-- Begin --

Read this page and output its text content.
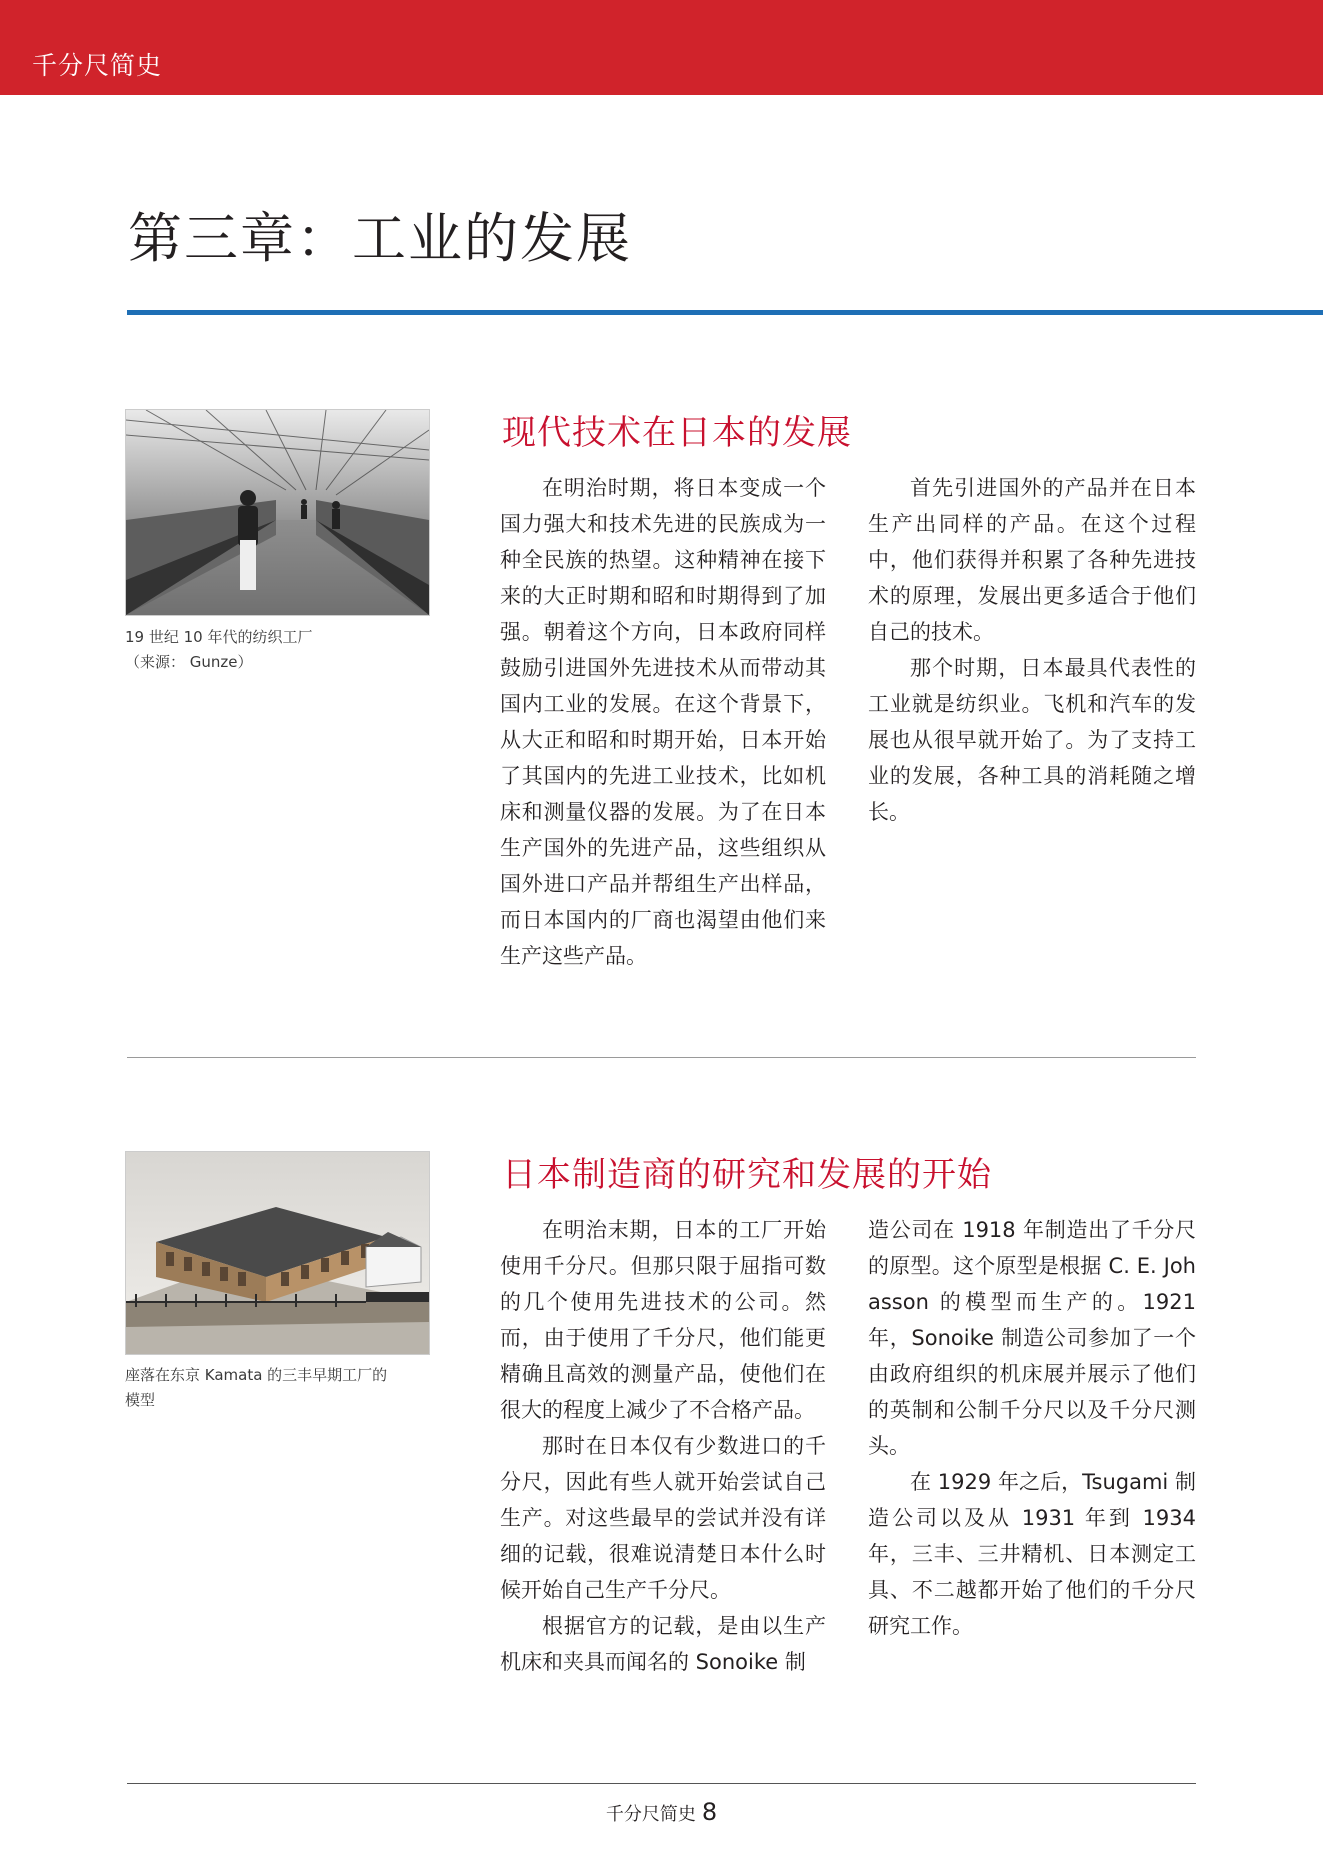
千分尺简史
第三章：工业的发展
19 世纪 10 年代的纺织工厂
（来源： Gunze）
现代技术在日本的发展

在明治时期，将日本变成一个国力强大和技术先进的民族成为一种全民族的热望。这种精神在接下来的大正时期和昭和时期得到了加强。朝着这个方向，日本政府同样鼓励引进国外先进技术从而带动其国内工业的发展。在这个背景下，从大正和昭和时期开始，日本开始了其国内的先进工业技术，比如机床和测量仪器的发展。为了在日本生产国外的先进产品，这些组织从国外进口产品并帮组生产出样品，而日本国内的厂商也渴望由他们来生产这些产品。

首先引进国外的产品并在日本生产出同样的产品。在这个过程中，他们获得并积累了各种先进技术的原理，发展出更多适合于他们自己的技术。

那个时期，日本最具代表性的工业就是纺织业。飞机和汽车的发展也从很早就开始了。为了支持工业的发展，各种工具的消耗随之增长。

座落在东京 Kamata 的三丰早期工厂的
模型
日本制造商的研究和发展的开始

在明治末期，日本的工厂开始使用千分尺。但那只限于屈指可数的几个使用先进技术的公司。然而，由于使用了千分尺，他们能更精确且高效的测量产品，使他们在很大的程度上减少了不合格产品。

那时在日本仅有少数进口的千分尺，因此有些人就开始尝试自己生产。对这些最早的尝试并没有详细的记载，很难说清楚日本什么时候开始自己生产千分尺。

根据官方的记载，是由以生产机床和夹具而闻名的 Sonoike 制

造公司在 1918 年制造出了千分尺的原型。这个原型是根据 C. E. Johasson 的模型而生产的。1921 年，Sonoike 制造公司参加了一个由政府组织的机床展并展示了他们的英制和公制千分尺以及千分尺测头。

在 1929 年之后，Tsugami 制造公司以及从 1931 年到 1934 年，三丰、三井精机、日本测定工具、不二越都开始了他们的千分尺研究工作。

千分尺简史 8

-- End --
-- Begin --

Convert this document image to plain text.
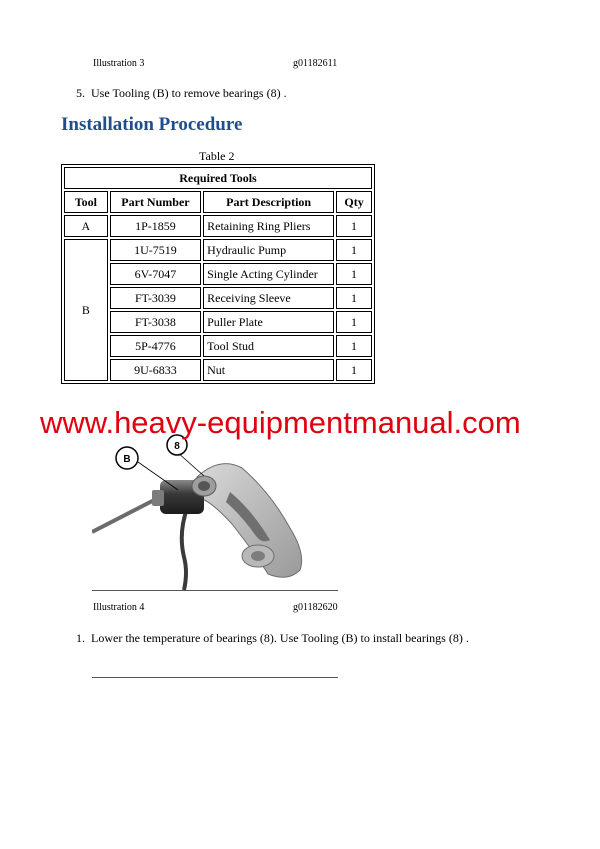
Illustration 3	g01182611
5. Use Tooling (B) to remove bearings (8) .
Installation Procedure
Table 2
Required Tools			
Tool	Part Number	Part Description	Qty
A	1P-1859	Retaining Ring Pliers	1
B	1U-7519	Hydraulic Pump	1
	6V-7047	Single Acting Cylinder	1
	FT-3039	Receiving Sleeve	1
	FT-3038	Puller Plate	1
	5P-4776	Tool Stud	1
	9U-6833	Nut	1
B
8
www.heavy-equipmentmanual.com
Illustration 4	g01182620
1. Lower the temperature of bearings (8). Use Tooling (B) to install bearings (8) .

-- End --

Scan the material above for the word "text". Copy each line where it occurs.

- **RESULT OF THIS TASK**
Read this page and output its text content.
Convert this document image to plain text.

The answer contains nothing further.